On 19 October 2015, Spain and the United States signed an agreement to further discuss the cleanup and removal of land contaminated with radioactivity. Under a statement of intent signed by Spanish Foreign Minister José Manuel García-Margallo and US Secretary of State John Kerry, the two countries will negotiate a binding agreement to further restore and clear up the Palomares site and arrange for the disposal of the contaminated soil at an appropriate site in the US.
As of June 2020 such agreement signed in October 2015 has not materialised in a binding agreement that should facilitate a definitive cleanup and removal of contaminated soil.
Aftermath and Legacy
The empty casings of two of the bombs involved in this incident are now on display in the National Museum of Nuclear Science & History in Albuquerque, New Mexico.
While serving on the salvage ship USS Hoist during recovery operations, Navy diver Carl Brashear had his leg crushed in a deck accident and lost the lower part of his left leg. His story was the inspiration for the 2000 film Men of Honour.

#### What is being asked:
Reproduce the text on Palomares word for word, starting at "As of June 2020" and ending at "of contaminated soil.". The data that comes after the text on Palomares is not needed.

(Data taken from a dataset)
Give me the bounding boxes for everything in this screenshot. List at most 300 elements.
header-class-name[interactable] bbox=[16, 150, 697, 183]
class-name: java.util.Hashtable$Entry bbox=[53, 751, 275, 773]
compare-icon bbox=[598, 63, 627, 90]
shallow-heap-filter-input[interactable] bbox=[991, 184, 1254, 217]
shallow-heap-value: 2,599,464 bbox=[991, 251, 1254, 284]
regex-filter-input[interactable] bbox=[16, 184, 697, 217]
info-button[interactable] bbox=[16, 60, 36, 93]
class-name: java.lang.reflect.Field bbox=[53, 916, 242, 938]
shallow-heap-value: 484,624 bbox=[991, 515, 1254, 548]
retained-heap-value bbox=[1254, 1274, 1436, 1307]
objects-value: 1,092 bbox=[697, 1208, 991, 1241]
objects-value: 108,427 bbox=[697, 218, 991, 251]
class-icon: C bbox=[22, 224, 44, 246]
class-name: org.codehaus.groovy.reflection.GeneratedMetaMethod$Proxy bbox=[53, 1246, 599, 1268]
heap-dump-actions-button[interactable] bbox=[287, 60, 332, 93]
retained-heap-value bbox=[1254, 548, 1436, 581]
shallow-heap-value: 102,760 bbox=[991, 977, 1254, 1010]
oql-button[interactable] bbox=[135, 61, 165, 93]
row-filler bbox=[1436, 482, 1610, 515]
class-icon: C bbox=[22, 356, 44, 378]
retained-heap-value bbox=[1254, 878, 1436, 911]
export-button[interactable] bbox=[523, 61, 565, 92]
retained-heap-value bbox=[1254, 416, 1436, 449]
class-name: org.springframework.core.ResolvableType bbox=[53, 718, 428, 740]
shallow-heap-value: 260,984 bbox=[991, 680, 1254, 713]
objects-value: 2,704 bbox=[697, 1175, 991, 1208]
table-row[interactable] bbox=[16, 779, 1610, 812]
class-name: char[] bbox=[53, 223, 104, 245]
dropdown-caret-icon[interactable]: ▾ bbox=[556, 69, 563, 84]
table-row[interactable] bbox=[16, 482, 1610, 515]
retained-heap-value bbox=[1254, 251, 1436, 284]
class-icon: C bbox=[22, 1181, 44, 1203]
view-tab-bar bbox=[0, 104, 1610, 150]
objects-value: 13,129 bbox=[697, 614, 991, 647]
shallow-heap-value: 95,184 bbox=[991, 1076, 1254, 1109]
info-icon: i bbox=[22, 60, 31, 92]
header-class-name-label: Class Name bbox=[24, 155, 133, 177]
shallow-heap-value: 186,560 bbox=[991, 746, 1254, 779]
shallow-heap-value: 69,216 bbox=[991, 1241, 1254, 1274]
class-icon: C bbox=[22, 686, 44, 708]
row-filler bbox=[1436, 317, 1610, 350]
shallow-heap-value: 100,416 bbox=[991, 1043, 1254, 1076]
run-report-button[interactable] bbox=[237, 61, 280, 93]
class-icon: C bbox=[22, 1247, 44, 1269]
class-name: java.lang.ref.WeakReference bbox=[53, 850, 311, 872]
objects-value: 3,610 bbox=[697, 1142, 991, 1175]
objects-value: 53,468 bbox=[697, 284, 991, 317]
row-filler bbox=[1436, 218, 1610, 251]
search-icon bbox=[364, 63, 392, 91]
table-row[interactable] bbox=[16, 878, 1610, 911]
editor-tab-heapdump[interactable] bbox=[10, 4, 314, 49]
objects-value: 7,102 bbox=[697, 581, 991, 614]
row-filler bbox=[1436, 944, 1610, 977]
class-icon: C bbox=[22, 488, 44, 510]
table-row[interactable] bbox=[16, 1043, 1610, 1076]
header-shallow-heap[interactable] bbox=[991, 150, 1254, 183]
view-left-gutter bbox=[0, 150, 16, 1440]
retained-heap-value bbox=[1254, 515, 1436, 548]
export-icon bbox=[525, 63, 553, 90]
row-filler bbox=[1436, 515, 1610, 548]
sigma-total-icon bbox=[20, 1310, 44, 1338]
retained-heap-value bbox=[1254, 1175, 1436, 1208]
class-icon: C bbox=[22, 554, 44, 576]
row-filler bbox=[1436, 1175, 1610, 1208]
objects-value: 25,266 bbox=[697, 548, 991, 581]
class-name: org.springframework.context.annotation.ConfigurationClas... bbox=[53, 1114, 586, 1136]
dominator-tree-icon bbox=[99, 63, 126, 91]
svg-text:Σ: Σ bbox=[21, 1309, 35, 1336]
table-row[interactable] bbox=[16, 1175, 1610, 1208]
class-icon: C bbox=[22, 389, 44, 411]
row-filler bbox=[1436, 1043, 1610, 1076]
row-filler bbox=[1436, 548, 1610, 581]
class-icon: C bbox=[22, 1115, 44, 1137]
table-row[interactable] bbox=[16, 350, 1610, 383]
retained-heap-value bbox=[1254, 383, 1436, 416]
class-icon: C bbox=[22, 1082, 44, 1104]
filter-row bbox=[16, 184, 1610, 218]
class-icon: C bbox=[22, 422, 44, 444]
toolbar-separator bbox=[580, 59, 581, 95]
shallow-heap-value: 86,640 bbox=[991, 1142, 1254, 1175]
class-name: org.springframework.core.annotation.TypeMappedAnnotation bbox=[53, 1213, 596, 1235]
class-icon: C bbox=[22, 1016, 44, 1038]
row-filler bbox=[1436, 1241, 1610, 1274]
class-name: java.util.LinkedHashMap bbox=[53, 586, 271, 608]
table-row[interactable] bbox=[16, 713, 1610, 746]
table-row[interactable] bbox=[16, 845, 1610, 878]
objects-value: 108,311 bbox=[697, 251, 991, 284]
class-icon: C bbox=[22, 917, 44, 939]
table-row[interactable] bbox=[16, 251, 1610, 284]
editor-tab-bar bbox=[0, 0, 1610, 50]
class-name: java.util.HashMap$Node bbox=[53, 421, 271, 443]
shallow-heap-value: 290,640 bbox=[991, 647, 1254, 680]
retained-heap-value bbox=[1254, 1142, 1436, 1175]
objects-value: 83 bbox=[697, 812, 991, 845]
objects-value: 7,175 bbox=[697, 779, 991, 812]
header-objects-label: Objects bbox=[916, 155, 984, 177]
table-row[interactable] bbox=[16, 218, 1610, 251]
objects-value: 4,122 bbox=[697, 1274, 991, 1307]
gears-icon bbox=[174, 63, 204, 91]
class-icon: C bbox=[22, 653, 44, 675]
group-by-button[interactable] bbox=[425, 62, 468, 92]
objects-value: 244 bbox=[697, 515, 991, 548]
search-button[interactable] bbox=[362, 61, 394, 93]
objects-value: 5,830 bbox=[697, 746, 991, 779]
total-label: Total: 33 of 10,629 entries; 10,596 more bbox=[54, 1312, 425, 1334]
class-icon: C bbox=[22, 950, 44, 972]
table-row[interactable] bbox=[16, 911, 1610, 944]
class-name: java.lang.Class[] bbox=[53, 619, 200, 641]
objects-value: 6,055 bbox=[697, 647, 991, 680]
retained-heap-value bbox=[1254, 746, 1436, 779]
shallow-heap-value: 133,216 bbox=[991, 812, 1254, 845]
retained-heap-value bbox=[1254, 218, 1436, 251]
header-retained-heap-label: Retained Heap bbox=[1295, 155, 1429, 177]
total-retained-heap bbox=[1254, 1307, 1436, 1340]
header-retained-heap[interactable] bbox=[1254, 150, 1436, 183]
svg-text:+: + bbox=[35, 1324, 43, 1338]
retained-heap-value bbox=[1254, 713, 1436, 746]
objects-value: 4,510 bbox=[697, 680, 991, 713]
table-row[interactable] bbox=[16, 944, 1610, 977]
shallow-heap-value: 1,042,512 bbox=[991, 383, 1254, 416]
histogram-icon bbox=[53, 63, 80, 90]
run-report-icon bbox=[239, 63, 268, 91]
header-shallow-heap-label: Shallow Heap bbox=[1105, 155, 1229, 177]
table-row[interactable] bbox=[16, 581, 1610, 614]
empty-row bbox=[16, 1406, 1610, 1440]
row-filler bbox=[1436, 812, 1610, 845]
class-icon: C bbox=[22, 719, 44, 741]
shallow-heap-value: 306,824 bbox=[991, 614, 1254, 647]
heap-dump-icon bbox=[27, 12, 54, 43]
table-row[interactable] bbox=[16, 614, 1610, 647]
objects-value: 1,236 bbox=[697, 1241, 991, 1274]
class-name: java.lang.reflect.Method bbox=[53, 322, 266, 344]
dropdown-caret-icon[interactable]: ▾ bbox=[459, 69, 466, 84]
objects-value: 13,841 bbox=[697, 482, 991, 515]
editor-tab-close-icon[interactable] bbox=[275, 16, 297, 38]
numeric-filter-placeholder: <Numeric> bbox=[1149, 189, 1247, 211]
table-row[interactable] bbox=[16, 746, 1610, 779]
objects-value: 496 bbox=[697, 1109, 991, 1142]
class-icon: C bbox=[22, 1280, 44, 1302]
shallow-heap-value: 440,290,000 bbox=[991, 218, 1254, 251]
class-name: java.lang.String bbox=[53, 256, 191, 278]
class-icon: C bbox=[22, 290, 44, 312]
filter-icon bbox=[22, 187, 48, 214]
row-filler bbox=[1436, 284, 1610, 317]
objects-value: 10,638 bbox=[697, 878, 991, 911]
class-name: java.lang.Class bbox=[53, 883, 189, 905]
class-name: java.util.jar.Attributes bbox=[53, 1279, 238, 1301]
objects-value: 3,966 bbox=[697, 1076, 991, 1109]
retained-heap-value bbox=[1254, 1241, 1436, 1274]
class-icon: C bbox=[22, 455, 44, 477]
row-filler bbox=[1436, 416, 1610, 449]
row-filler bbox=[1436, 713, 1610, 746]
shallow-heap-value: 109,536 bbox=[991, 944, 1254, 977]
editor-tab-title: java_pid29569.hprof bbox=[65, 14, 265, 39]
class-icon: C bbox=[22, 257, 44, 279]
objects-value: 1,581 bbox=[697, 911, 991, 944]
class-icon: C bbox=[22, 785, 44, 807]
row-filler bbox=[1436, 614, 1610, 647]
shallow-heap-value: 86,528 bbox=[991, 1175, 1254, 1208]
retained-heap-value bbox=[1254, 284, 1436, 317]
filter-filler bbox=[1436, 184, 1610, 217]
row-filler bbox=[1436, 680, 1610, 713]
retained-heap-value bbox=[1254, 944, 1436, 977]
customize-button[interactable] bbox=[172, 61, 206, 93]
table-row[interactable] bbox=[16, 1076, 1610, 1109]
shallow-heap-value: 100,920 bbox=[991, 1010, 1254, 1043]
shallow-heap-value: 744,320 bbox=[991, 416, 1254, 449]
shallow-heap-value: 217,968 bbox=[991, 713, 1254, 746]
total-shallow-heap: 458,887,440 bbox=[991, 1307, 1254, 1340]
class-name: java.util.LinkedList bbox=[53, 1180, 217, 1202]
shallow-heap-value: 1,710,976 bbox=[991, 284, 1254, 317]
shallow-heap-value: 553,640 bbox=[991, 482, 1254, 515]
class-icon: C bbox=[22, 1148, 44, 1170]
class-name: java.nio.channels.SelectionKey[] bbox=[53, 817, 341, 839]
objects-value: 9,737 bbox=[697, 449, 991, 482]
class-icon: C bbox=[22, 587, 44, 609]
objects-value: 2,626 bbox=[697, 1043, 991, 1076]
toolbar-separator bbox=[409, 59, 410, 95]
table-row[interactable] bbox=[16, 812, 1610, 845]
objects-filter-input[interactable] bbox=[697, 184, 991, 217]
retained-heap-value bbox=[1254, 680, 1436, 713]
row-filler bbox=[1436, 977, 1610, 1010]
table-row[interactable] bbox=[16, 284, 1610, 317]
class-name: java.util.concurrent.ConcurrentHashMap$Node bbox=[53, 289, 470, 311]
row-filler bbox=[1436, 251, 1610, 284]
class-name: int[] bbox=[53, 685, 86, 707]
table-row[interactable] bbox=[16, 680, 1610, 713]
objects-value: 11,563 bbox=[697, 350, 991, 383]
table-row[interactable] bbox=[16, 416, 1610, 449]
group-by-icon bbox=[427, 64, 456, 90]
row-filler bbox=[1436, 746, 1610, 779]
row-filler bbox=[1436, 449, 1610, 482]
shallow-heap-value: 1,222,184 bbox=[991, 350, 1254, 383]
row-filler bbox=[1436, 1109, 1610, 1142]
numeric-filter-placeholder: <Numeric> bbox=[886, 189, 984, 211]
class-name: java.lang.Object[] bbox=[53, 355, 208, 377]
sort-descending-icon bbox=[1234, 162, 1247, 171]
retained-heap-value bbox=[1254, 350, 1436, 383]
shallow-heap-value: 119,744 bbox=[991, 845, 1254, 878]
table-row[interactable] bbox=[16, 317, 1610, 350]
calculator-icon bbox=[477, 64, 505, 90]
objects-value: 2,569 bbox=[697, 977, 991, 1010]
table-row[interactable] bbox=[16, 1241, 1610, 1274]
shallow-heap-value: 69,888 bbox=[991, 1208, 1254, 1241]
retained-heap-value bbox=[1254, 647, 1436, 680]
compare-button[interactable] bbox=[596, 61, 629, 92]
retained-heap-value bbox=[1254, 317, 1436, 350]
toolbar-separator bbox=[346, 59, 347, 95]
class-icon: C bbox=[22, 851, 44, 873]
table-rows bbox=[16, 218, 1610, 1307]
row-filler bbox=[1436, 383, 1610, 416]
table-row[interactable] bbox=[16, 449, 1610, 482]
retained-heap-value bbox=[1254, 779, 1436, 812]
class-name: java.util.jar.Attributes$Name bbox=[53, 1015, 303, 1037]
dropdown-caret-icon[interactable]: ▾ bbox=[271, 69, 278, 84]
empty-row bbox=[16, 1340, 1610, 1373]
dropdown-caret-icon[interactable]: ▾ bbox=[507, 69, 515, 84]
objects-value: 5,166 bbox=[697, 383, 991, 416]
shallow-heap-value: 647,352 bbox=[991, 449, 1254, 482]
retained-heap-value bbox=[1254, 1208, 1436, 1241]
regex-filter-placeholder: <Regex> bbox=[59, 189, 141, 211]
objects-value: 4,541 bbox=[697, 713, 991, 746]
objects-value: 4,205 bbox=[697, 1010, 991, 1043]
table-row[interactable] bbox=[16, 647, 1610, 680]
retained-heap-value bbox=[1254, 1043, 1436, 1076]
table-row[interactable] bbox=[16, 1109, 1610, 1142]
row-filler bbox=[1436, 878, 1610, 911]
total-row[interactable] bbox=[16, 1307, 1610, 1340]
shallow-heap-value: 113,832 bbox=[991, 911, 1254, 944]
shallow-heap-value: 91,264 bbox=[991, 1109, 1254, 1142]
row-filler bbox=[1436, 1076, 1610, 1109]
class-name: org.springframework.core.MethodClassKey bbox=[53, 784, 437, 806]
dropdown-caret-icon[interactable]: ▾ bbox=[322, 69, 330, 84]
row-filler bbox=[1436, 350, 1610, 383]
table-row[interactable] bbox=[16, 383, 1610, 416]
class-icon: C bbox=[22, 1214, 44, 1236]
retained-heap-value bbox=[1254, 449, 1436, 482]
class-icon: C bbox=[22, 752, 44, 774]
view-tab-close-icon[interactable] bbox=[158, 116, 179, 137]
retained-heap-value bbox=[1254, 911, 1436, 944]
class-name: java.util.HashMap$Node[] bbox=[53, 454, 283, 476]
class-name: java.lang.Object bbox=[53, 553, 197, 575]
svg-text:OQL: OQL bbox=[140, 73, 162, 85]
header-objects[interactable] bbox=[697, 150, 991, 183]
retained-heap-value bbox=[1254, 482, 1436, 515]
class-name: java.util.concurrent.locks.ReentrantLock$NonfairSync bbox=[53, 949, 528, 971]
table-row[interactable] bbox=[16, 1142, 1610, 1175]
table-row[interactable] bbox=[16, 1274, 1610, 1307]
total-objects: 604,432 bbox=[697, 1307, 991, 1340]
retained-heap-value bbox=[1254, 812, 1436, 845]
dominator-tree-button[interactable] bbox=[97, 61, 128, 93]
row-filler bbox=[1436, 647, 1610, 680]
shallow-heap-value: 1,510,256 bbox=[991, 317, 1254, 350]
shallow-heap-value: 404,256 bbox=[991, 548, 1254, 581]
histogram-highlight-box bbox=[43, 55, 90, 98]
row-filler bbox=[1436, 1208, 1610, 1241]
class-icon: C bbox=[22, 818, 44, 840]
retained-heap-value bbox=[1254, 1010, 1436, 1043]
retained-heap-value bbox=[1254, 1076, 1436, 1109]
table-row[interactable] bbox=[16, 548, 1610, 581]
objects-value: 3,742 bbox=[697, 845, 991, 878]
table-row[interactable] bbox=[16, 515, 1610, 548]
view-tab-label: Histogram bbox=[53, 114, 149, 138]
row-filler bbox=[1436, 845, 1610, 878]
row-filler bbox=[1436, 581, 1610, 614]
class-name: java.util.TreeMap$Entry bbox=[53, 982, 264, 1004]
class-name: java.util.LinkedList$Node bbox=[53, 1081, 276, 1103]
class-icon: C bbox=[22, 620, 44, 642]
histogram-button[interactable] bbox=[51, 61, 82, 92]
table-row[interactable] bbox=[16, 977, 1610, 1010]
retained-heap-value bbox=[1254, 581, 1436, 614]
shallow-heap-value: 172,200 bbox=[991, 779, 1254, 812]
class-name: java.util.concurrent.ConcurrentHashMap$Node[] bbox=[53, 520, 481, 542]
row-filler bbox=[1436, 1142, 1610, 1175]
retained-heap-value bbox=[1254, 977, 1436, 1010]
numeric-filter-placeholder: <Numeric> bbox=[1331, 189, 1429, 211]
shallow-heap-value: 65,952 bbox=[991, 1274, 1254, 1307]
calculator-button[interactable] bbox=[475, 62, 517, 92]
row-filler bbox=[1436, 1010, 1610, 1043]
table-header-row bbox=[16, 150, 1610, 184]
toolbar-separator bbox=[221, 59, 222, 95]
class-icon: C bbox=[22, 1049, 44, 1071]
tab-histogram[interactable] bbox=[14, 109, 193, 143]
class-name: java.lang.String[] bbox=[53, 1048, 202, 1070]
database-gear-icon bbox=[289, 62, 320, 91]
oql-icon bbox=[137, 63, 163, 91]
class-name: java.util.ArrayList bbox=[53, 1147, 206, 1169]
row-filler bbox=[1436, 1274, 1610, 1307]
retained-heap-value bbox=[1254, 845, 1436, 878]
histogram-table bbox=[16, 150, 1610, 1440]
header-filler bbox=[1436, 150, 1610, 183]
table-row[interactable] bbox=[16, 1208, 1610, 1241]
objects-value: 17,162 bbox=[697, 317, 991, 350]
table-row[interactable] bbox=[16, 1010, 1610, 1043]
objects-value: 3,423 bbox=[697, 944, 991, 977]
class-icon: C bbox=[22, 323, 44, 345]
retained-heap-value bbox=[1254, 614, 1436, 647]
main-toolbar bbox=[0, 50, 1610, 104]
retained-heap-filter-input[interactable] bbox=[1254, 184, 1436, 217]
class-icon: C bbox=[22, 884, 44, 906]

#### Solution to this exercise:
As of June 2020 such agreement signed in October 2015 has not materialised in a binding agreement that should facilitate a definitive cleanup and removal of contaminated soil.